* Task to complete
Set the following entries down again exactly, line by line.

* Extracted information
══════

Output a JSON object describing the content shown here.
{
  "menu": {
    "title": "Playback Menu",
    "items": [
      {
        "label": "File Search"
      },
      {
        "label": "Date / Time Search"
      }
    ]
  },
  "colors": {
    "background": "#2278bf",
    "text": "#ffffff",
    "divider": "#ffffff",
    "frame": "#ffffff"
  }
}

══════

* Task solution
Output a JSON object describing the content shown here.
{
  "menu": {
    "title": "Playback Menu",
    "items": [
      {
        "label": "File Search"
      },
      {
        "label": "Date / Time Search"
      }
    ]
  },
  "colors": {
    "background": "#2278bf",
    "text": "#ffffff",
    "divider": "#ffffff",
    "frame": "#ffffff"
  }
}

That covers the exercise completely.